D'après l'extrait choisi, quel trône le prince de Saxe-Cobourg a-t-il refusé ?

---- Extrait choisi

Dans son numéro du 28 mai, l'Émancipation faisait un parallèle entre ce qu'elle appelait la monarchie élective et la monarchie héréditaire.

Pour le journal catholique bruxellois, la régence de M. Surlet de Chokier était une monarchie élective. Il resterait en fonctions le temps que la Nation le déciderait, et il serait remplacé quand il aurait cessé de plaire.

Voici maintenant comment il apprécie la monarchie héréditaire en la personne du prince Léopold de Saxe-Cobourg :

« Le prince de Saxe-Cobourg est d'origine anglo-saxonne et tient à ce que l'oligarchie a de plus arriéré par sa naissance, son éducation, ses principes, ses relations, sa religion, par sa vie tout entière.

« La vie d'un gentilhomme oisif, riche et plus qu'économe, voilà son passé.

« Saxe-Cobourg a refusé le trône de la Grèce, parce que les affaires de ce malheureux pays étaient trop peu brillantes.

« Lorsque, à la première élection d'un roi, on a parlé de la candidature du prince de Saxe-Cobourg, on l'a rejetée bien loin, jugeant qu'Othon de Bavière, que le Bourbon napolitain, que Charles d'Autriche, qu'Auguste de Leuchtenberg et que le duc de Nemours devaient lui être préférés de beaucoup.

« Or, on ne peut pas à présent songer à lui que comme un pis-aller, et le subir comme un roi imposé.

« Le prince de Saxe-Cobourg a déclaré ne vouloir accepter que pour autant que nous renoncions au Luxembourg et au Limbourg, ou que tout au moins les chefs-lieux de ces deux provinces fussent occupés par les Prussiens, pour garantie de notre obéissance ; pour autant que nous consentions à payer les 16/31èmes de la dette, à ne point élever de prétentions sur la rive gauche de l'Escaut, et en exigeant notre adhésion à tous les protocoles ; à la condition de notre déshonneur et de notre ruine financière. En un mot, Saxe-Cobourg est l'homme de la Sainte-Alliance et de l'Angleterre. »

Et l'article de l'Émancipation se termine par ces mots :

« Celui-ci (le prince Léopold) coûtera des millions qu'il entassera.

--------
---- Données extraites

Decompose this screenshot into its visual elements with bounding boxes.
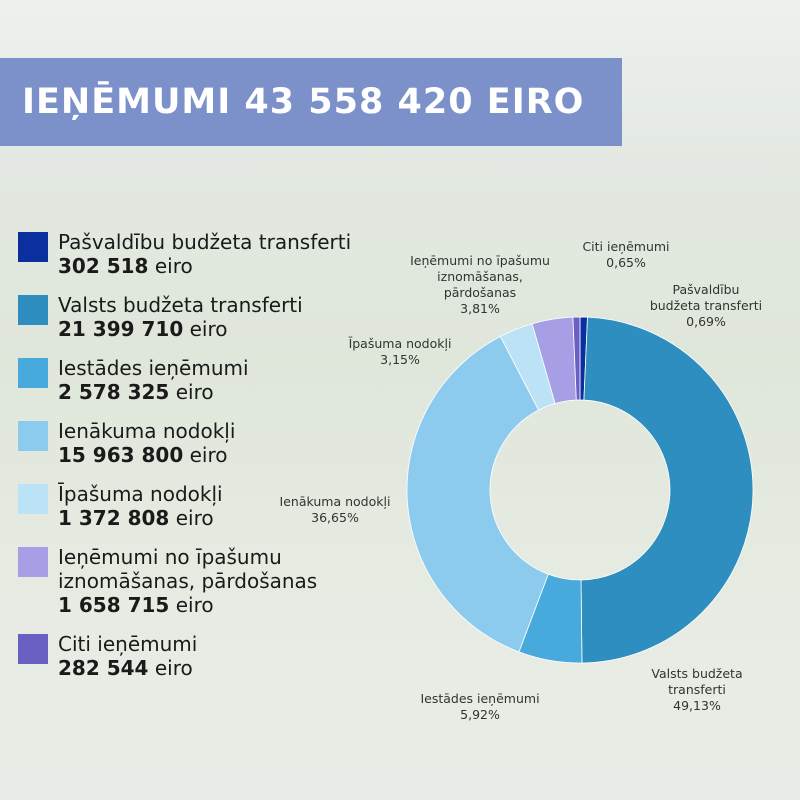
legend-text: Īpašuma nodokļi 1 372 808 eiro — [58, 482, 223, 530]
slice-name: Īpašuma nodokļi — [348, 336, 452, 351]
slice-name: Valsts budžeta transferti — [651, 666, 743, 697]
legend-item: Citi ieņēmumi 282 544 eiro — [18, 632, 388, 680]
slice-value: 36,65% — [311, 510, 359, 525]
legend-text: Ienākuma nodokļi 15 963 800 eiro — [58, 419, 235, 467]
amount-unit: eiro — [154, 656, 193, 680]
legend-amount: 15 963 800 eiro — [58, 443, 235, 467]
amount-value: 21 399 710 — [58, 317, 184, 341]
slice-name: Pašvaldību budžeta transferti — [649, 282, 763, 313]
legend-text: Iestādes ieņēmumi 2 578 325 eiro — [58, 356, 249, 404]
slice-label: Iestādes ieņēmumi 5,92% — [410, 691, 550, 723]
slice-name: Ieņēmumi no īpašumu iznomāšanas, pārdoša… — [410, 253, 550, 300]
slice-label: Īpašuma nodokļi 3,15% — [335, 336, 465, 368]
slice-value: 0,65% — [606, 255, 646, 270]
amount-value: 2 578 325 — [58, 380, 170, 404]
legend-swatch — [18, 358, 48, 388]
legend: Pašvaldību budžeta transferti 302 518 eir… — [18, 230, 388, 695]
legend-label: Ienākuma nodokļi — [58, 419, 236, 443]
amount-unit: eiro — [175, 593, 214, 617]
legend-amount: 2 578 325 eiro — [58, 380, 249, 404]
legend-text: Valsts budžeta transferti 21 399 710 eiro — [58, 293, 303, 341]
legend-swatch — [18, 295, 48, 325]
legend-swatch — [18, 484, 48, 514]
legend-amount: 302 518 eiro — [58, 254, 351, 278]
legend-item: Pašvaldību budžeta transferti 302 518 eir… — [18, 230, 388, 278]
legend-amount: 21 399 710 eiro — [58, 317, 303, 341]
slice-label: Ienākuma nodokļi 36,65% — [270, 494, 400, 526]
legend-amount: 1 372 808 eiro — [58, 506, 223, 530]
donut-slice — [580, 316, 754, 664]
amount-unit: eiro — [189, 443, 228, 467]
legend-swatch — [18, 232, 48, 262]
donut-slice — [572, 316, 581, 401]
legend-item: Ienākuma nodokļi 15 963 800 eiro — [18, 419, 388, 467]
slice-value: 0,69% — [686, 314, 726, 329]
legend-item: Ieņēmumi no īpašumu iznomāšanas, pārdoša… — [18, 545, 388, 617]
slice-label: Citi ieņēmumi 0,65% — [571, 239, 681, 271]
legend-item: Iestādes ieņēmumi 2 578 325 eiro — [18, 356, 388, 404]
legend-amount: 282 544 eiro — [58, 656, 197, 680]
slice-name: Ienākuma nodokļi — [279, 494, 391, 509]
amount-unit: eiro — [154, 254, 193, 278]
slice-value: 3,15% — [380, 352, 420, 367]
legend-swatch — [18, 634, 48, 664]
legend-swatch — [18, 421, 48, 451]
legend-text: Ieņēmumi no īpašumu iznomāšanas, pārdoša… — [58, 545, 388, 617]
legend-item: Īpašuma nodokļi 1 372 808 eiro — [18, 482, 388, 530]
legend-text: Citi ieņēmumi 282 544 eiro — [58, 632, 197, 680]
legend-label: Ieņēmumi no īpašumu iznomāšanas, pārdoša… — [58, 545, 318, 593]
slice-name: Citi ieņēmumi — [582, 239, 670, 254]
amount-value: 302 518 — [58, 254, 149, 278]
slice-name: Iestādes ieņēmumi — [420, 691, 540, 706]
legend-label: Iestādes ieņēmumi — [58, 356, 249, 380]
amount-value: 1 658 715 — [58, 593, 170, 617]
amount-value: 1 372 808 — [58, 506, 170, 530]
legend-swatch — [18, 547, 48, 577]
slice-label: Valsts budžeta transferti 49,13% — [642, 666, 752, 714]
legend-label: Citi ieņēmumi — [58, 632, 198, 656]
amount-unit: eiro — [189, 317, 228, 341]
slice-value: 3,81% — [460, 301, 500, 316]
amount-value: 282 544 — [58, 656, 149, 680]
amount-unit: eiro — [175, 506, 214, 530]
legend-label: Pašvaldību budžeta transferti — [58, 230, 352, 254]
amount-unit: eiro — [175, 380, 214, 404]
donut-slice — [406, 335, 549, 653]
chart-title: IEŅĒMUMI 43 558 420 EIRO — [0, 58, 622, 146]
slice-label: Pašvaldību budžeta transferti 0,69% — [646, 282, 766, 330]
legend-item: Valsts budžeta transferti 21 399 710 eiro — [18, 293, 388, 341]
legend-text: Pašvaldību budžeta transferti 302 518 eir… — [58, 230, 351, 278]
legend-amount: 1 658 715 eiro — [58, 593, 388, 617]
legend-label: Īpašuma nodokļi — [58, 482, 223, 506]
slice-value: 5,92% — [460, 707, 500, 722]
slice-value: 49,13% — [673, 698, 721, 713]
slice-label: Ieņēmumi no īpašumu iznomāšanas, pārdoša… — [400, 253, 560, 317]
legend-label: Valsts budžeta transferti — [58, 293, 303, 317]
amount-value: 15 963 800 — [58, 443, 184, 467]
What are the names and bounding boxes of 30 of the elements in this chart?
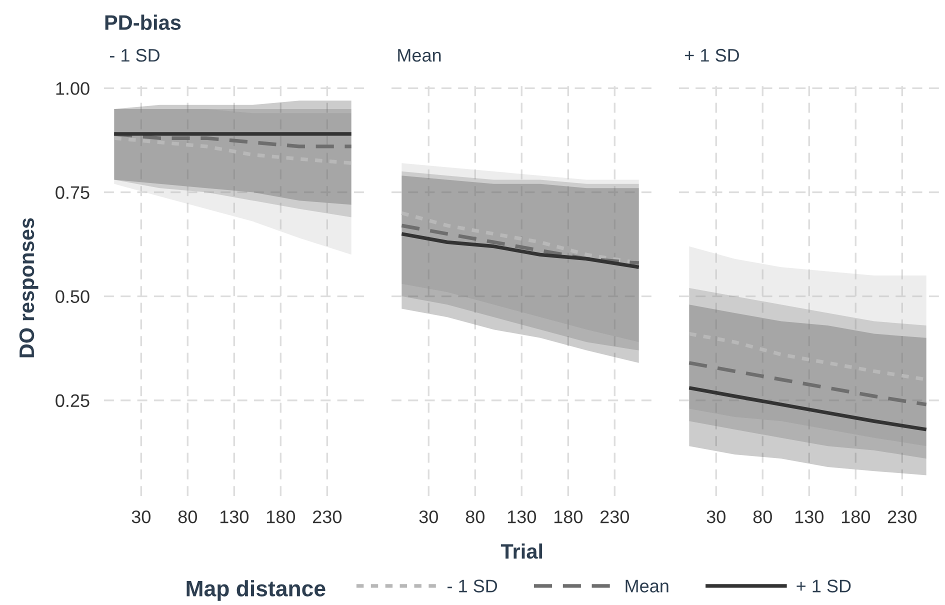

--------

**Réponse complète:** Le trône de la Grèce.